» Required task: Locate all lines with the word "color" and copy them out.

» Material supplied:

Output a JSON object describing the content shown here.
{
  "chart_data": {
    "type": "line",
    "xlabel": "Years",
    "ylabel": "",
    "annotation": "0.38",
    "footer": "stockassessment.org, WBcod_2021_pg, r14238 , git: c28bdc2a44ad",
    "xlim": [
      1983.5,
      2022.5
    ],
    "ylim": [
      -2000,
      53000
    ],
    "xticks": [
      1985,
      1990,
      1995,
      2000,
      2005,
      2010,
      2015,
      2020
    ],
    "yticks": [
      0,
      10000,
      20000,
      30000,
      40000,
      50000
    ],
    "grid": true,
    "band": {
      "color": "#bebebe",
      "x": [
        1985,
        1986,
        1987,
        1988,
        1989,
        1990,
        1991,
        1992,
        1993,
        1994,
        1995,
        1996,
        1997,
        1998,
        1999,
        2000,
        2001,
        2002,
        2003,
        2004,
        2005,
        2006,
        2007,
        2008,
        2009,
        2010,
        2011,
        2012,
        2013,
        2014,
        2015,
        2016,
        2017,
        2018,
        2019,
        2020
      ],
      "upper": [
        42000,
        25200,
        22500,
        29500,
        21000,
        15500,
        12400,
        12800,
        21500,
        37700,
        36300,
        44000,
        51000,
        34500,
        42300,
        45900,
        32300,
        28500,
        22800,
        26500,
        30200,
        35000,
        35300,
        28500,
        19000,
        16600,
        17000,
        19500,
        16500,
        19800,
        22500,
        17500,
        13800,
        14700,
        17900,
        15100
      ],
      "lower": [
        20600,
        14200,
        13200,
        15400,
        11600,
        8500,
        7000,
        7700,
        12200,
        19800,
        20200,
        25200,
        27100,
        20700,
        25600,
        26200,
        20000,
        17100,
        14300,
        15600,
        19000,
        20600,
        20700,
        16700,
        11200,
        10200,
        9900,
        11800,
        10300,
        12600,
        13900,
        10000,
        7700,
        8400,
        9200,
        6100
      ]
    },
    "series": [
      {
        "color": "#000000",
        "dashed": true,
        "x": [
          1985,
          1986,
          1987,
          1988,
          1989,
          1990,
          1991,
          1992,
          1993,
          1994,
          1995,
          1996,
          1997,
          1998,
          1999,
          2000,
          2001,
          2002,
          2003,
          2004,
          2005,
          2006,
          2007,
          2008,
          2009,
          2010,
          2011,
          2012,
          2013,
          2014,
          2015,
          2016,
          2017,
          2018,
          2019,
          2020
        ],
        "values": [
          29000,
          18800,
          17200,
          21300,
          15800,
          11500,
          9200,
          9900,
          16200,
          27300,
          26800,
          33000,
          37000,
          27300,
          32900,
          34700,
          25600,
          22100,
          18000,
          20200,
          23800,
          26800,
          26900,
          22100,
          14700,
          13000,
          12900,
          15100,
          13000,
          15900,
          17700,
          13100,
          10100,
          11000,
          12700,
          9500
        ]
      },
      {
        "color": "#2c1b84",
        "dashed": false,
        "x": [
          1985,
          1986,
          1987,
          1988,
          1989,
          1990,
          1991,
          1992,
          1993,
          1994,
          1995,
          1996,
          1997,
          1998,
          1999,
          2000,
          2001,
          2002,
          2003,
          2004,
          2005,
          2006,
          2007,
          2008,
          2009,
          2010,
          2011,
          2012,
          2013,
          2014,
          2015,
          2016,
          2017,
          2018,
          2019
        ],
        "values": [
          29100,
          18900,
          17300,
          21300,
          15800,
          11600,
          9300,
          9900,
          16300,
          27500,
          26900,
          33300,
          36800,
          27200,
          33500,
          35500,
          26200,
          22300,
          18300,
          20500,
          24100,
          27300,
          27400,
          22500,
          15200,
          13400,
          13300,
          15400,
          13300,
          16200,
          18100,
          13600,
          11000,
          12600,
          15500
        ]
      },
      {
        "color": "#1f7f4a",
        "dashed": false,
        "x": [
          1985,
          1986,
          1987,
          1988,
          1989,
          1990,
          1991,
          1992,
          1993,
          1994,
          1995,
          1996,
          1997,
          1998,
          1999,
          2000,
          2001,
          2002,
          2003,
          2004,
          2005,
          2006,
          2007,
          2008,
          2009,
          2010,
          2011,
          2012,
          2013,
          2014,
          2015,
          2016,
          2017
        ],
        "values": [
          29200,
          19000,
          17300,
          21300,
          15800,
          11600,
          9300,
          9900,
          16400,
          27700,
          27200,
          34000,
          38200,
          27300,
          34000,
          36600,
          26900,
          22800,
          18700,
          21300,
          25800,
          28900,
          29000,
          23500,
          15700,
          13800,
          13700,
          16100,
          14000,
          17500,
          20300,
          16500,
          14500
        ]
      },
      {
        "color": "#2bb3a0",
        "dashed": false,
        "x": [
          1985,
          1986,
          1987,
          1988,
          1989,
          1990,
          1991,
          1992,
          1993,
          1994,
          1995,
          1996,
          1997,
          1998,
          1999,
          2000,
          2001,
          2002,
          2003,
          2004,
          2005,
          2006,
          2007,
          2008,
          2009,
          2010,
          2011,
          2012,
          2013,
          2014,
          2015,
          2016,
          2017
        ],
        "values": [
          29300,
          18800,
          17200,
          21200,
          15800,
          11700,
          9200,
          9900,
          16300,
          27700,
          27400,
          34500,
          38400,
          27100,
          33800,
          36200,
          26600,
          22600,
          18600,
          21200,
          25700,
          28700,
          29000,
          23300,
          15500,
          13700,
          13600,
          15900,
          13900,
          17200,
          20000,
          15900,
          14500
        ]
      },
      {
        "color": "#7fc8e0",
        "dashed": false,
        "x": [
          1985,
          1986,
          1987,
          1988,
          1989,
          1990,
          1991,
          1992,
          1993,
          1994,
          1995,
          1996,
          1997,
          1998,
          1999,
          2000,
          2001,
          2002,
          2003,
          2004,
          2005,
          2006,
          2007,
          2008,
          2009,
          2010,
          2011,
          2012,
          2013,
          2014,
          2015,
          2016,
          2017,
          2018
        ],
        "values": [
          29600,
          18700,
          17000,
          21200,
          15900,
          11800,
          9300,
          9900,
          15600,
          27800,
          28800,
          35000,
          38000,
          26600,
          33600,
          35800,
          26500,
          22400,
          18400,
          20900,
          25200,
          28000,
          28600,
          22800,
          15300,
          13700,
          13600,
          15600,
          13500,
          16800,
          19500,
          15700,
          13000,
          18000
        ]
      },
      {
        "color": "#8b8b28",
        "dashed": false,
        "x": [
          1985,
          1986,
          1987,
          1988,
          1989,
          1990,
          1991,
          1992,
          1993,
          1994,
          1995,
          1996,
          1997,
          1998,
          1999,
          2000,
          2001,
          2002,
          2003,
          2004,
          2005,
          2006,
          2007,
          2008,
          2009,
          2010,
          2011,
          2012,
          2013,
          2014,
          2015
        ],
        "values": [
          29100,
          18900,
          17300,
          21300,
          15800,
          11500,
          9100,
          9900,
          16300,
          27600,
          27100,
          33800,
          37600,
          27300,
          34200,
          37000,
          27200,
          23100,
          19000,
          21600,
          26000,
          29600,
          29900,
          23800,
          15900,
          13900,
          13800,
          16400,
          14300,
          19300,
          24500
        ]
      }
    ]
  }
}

» Completed exercise:
      "color": "#bebebe",
        "color": "#000000",
        "color": "#2c1b84",
        "color": "#1f7f4a",
        "color": "#2bb3a0",
        "color": "#7fc8e0",
        "color": "#8b8b28",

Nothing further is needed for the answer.